**Extract to read:**
--------------------------------------------------

Issue # 193

This Week

It was Wayzgoose yesterday and the entire staff took a charabanc down to the coast at Helvetica, went on the toot, and they haven’t been heard from since.

Leaving the editor to mooch about, catch up with his reading and discover (in something he found in the litter bin) that there were 421 stories about the Royal Wedding in the British papers last week… of which 127 mentioned Kate Middleton.

Yes. Do the maths. There were nearly 300 stories about the Royal Wedding last week – that didn’t mention who was getting married. Reporters, eh? Or do we assume that the names were subbed out?

Amazing, is it not? But is it even more amazing that there are people out there compiling statistics like that? We’re blessed by the fact that a registered charity – the Media Standards Trust, which has tasked itself to protect readers from the falling standards of newspapers – has assumed this onerous chore.

Any day now we’ll be seeing commercials on the telly saying that for only two pounds a month we could keep a statistician in Evian. Or maybe they’ll train monkeys to do it.

Cartoonist Rudge has noticed that standards are dipping, though. Scroll down.

And, talking of newspaper standards, before he went on the razz Harold Heys filed an update on what’s happening at the Sunday Sport.

Admittedly it’s a publication that causes a bit of a dilemma at Palazzo Ranti, where the question is whether it’s actually a newspaper, or journalism, at all. (You can’t buy it on the sunshine island of San Serif, so we hesitate to pass judgment.)

The decision is made on the basis that, whatever it is, it’s jobs for the boys who would otherwise have been unemployed following the mass withdrawal from the north as a print centre. Let them have their fun. If you can throw up (we use the expression nicely) a totally loony idea, you have somewhere to sell it.

--------------------------------------------------

**Collected data:**
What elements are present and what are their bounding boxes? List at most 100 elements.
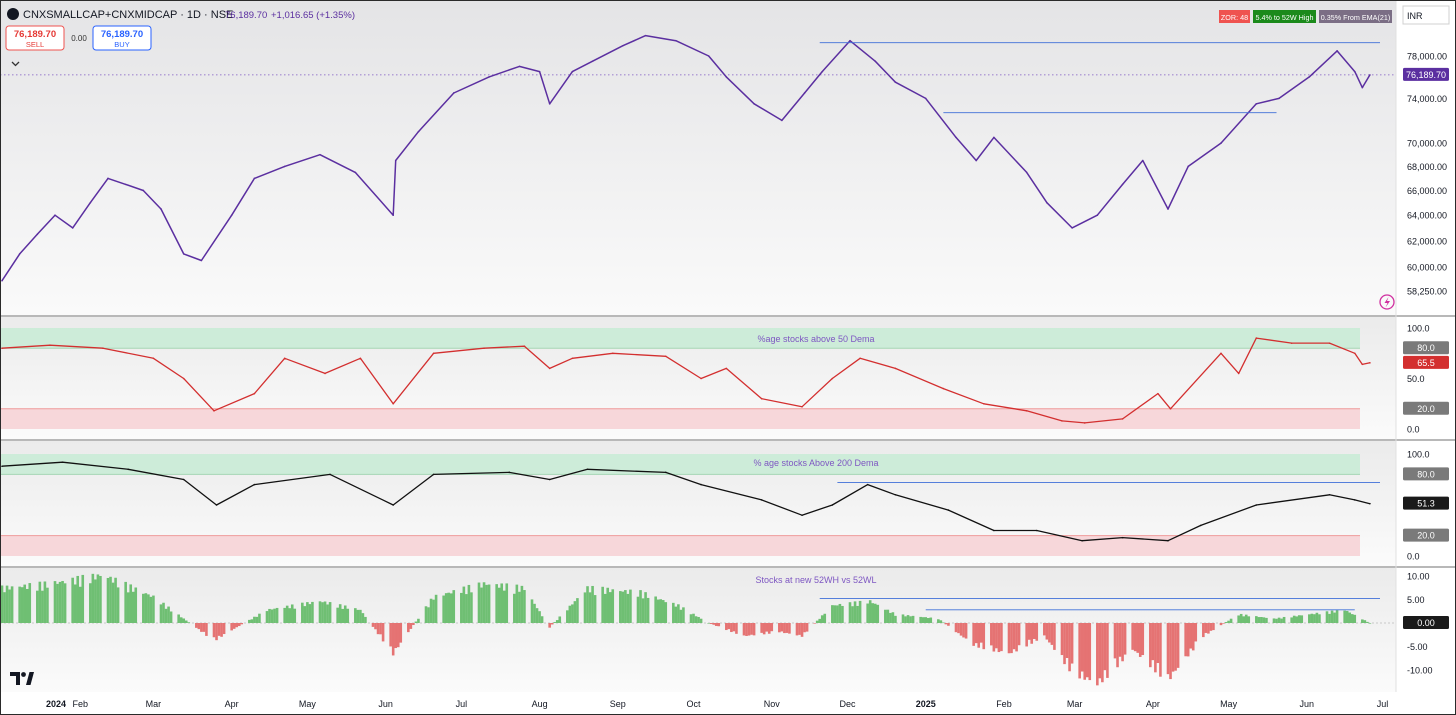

--------------------------------------------------

**Given problem 1:**
Answer these questions about the newsletter column:
(a) How many stories about the Royal Wedding appeared in the British papers last week?
(b) Which registered charity took on the job of compiling such statistics?
(c) Who filed an update on the Sunday Sport?
**Given problem 2:**
Write the next few paragraphs of the newsletter column, picking up after its final sentence.
The data above come from a different source than the newsletter column.

**Answer 1:**
(a) 421
(b) The Media Standards Trust
(c) Harold Heys

**Answer 2:**
Otherwise, we are leaving you this week to stroll down the nearside lane, check out the goodies in Column One, read the archive, play with the Search engine to see whether you or your mates are there, learn some English from Doctor Syntax, and browse through some jolly tales in The Stab (which is what we called the diary, when we ran one).

Save yourself some money by reading the specially written Tax Guide.

And read about the books we have published (or republished) – just for you.

You may even get some inspiration to write something yourself.

Meanwhile, thanks for all the stories about getting started in newspapers. There are some good tales and we’ll start running them next week. Feel free to contribute your own in the meantime.

Or buy the book that started it – An Ideal Occupation by Walter Schwarz. It’s available right now from the usual sources, from amazon or (with free delivery worldwide) from Book Depository, or Waterstones, Barnes & Noble or amazon in the US, or on order from any half-decent bookshop.

Have a happy Easter.

See you next week.

#

World of Sport

By Harold Heys

There are several things an aspiring journalist has to master. For example: a) The house rules over expenses, b) the nearest pub where you can regularly strap a few quid and c) the girls in advertising who are up for a good night out. Oh, and not bothering The Boss when he – or she – is off on holiday.

Murray Morse, editor-in-chief of the Sunday Sport and its daily till the wheels came off three weeks ago, took the liberty of contacting David Sullivan who was on a getting-away-from-it-all holiday in Dubai.

The Morse plan – more of an ‘outline proposal’, I am told – involved cutting staff including two editors and Mark Harris who had been running the sports desk as well as ten or more galley slaves and cutting the picture desk to just one. He outlined a lot of ideas that he said he had been working on – ‘a restructure plan’, he called it.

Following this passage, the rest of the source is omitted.